- **Given exercise**
Copy every line of the material below word for word.

- **Dataset entries**
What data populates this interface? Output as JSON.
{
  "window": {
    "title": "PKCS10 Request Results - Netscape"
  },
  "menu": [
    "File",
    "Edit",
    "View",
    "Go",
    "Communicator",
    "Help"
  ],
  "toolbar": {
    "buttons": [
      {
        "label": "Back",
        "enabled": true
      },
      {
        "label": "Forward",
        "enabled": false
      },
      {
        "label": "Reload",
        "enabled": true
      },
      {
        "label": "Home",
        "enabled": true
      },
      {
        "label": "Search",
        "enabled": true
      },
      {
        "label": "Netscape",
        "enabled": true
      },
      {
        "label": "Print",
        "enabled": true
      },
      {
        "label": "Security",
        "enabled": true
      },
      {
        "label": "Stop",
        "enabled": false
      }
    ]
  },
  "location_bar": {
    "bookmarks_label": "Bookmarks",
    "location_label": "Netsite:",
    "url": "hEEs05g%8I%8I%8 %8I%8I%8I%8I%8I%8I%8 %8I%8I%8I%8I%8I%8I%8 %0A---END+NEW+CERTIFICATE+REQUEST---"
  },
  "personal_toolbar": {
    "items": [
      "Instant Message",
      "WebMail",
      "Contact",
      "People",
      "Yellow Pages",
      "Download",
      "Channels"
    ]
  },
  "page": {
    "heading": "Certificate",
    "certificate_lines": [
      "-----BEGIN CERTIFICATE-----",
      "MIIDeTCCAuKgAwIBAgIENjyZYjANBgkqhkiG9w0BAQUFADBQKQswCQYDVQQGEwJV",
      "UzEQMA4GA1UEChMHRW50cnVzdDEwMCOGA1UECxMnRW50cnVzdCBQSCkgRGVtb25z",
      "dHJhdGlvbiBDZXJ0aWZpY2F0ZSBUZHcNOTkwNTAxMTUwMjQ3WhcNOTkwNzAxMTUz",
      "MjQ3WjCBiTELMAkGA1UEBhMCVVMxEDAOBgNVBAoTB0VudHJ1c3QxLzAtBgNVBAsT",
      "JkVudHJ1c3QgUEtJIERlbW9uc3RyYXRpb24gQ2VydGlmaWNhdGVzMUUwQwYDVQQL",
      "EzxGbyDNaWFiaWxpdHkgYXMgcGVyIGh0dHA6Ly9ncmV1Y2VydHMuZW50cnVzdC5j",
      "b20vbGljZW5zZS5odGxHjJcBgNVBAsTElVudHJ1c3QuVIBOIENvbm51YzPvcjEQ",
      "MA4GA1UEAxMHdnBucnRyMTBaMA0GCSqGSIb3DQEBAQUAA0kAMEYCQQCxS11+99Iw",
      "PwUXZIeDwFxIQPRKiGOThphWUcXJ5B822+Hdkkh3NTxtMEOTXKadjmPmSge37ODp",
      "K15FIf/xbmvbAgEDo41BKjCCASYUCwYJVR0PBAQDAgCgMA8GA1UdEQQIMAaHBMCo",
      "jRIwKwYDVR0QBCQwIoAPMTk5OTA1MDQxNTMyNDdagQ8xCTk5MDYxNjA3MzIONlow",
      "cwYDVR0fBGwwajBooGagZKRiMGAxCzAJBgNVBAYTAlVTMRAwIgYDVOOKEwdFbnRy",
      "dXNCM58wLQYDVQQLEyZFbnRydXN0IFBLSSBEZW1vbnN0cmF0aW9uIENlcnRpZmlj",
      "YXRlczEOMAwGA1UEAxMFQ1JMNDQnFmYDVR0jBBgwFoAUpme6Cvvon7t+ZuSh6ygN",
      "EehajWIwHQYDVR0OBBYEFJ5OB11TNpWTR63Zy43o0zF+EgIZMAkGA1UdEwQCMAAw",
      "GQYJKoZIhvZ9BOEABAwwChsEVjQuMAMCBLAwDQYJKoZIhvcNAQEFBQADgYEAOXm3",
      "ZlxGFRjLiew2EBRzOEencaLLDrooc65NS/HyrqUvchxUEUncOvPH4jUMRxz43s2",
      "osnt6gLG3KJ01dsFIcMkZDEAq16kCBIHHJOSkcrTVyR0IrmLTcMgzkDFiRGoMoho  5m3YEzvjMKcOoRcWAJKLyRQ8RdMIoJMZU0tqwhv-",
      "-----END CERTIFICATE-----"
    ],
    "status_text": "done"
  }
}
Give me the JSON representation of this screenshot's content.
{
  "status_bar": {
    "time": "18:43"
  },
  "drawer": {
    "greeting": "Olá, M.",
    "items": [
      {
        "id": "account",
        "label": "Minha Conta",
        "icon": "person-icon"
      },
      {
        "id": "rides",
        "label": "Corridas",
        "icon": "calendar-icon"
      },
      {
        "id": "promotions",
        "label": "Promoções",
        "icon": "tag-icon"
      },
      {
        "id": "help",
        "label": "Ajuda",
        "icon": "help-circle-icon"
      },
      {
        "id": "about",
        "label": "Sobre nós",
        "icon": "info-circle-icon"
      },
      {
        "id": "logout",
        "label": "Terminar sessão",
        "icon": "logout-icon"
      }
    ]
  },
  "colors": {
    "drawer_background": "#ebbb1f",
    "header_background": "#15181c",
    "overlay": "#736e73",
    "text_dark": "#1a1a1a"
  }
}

- **Reply**
What data populates this interface? Output as JSON.
{
  "window": {
    "title": "PKCS10 Request Results - Netscape"
  },
  "menu": [
    "File",
    "Edit",
    "View",
    "Go",
    "Communicator",
    "Help"
  ],
  "toolbar": {
    "buttons": [
      {
        "label": "Back",
        "enabled": true
      },
      {
        "label": "Forward",
        "enabled": false
      },
      {
        "label": "Reload",
        "enabled": true
      },
      {
        "label": "Home",
        "enabled": true
      },
      {
        "label": "Search",
        "enabled": true
      },
      {
        "label": "Netscape",
        "enabled": true
      },
      {
        "label": "Print",
        "enabled": true
      },
      {
        "label": "Security",
        "enabled": true
      },
      {
        "label": "Stop",
        "enabled": false
      }
    ]
  },
  "location_bar": {
    "bookmarks_label": "Bookmarks",
    "location_label": "Netsite:",
    "url": "hEEs05g%8I%8I%8 %8I%8I%8I%8I%8I%8I%8 %8I%8I%8I%8I%8I%8I%8 %0A---END+NEW+CERTIFICATE+REQUEST---"
  },
  "personal_toolbar": {
    "items": [
      "Instant Message",
      "WebMail",
      "Contact",
      "People",
      "Yellow Pages",
      "Download",
      "Channels"
    ]
  },
  "page": {
    "heading": "Certificate",
    "certificate_lines": [
      "-----BEGIN CERTIFICATE-----",
      "MIIDeTCCAuKgAwIBAgIENjyZYjANBgkqhkiG9w0BAQUFADBQKQswCQYDVQQGEwJV",
      "UzEQMA4GA1UEChMHRW50cnVzdDEwMCOGA1UECxMnRW50cnVzdCBQSCkgRGVtb25z",
      "dHJhdGlvbiBDZXJ0aWZpY2F0ZSBUZHcNOTkwNTAxMTUwMjQ3WhcNOTkwNzAxMTUz",
      "MjQ3WjCBiTELMAkGA1UEBhMCVVMxEDAOBgNVBAoTB0VudHJ1c3QxLzAtBgNVBAsT",
      "JkVudHJ1c3QgUEtJIERlbW9uc3RyYXRpb24gQ2VydGlmaWNhdGVzMUUwQwYDVQQL",
      "EzxGbyDNaWFiaWxpdHkgYXMgcGVyIGh0dHA6Ly9ncmV1Y2VydHMuZW50cnVzdC5j",
      "b20vbGljZW5zZS5odGxHjJcBgNVBAsTElVudHJ1c3QuVIBOIENvbm51YzPvcjEQ",
      "MA4GA1UEAxMHdnBucnRyMTBaMA0GCSqGSIb3DQEBAQUAA0kAMEYCQQCxS11+99Iw",
      "PwUXZIeDwFxIQPRKiGOThphWUcXJ5B822+Hdkkh3NTxtMEOTXKadjmPmSge37ODp",
      "K15FIf/xbmvbAgEDo41BKjCCASYUCwYJVR0PBAQDAgCgMA8GA1UdEQQIMAaHBMCo",
      "jRIwKwYDVR0QBCQwIoAPMTk5OTA1MDQxNTMyNDdagQ8xCTk5MDYxNjA3MzIONlow",
      "cwYDVR0fBGwwajBooGagZKRiMGAxCzAJBgNVBAYTAlVTMRAwIgYDVOOKEwdFbnRy",
      "dXNCM58wLQYDVQQLEyZFbnRydXN0IFBLSSBEZW1vbnN0cmF0aW9uIENlcnRpZmlj",
      "YXRlczEOMAwGA1UEAxMFQ1JMNDQnFmYDVR0jBBgwFoAUpme6Cvvon7t+ZuSh6ygN",
      "EehajWIwHQYDVR0OBBYEFJ5OB11TNpWTR63Zy43o0zF+EgIZMAkGA1UdEwQCMAAw",
      "GQYJKoZIhvZ9BOEABAwwChsEVjQuMAMCBLAwDQYJKoZIhvcNAQEFBQADgYEAOXm3",
      "ZlxGFRjLiew2EBRzOEencaLLDrooc65NS/HyrqUvchxUEUncOvPH4jUMRxz43s2",
      "osnt6gLG3KJ01dsFIcMkZDEAq16kCBIHHJOSkcrTVyR0IrmLTcMgzkDFiRGoMoho  5m3YEzvjMKcOoRcWAJKLyRQ8RdMIoJMZU0tqwhv-",
      "-----END CERTIFICATE-----"
    ],
    "status_text": "done"
  }
}
Give me the JSON representation of this screenshot's content.
{
  "status_bar": {
    "time": "18:43"
  },
  "drawer": {
    "greeting": "Olá, M.",
    "items": [
      {
        "id": "account",
        "label": "Minha Conta",
        "icon": "person-icon"
      },
      {
        "id": "rides",
        "label": "Corridas",
        "icon": "calendar-icon"
      },
      {
        "id": "promotions",
        "label": "Promoções",
        "icon": "tag-icon"
      },
      {
        "id": "help",
        "label": "Ajuda",
        "icon": "help-circle-icon"
      },
      {
        "id": "about",
        "label": "Sobre nós",
        "icon": "info-circle-icon"
      },
      {
        "id": "logout",
        "label": "Terminar sessão",
        "icon": "logout-icon"
      }
    ]
  },
  "colors": {
    "drawer_background": "#ebbb1f",
    "header_background": "#15181c",
    "overlay": "#736e73",
    "text_dark": "#1a1a1a"
  }
}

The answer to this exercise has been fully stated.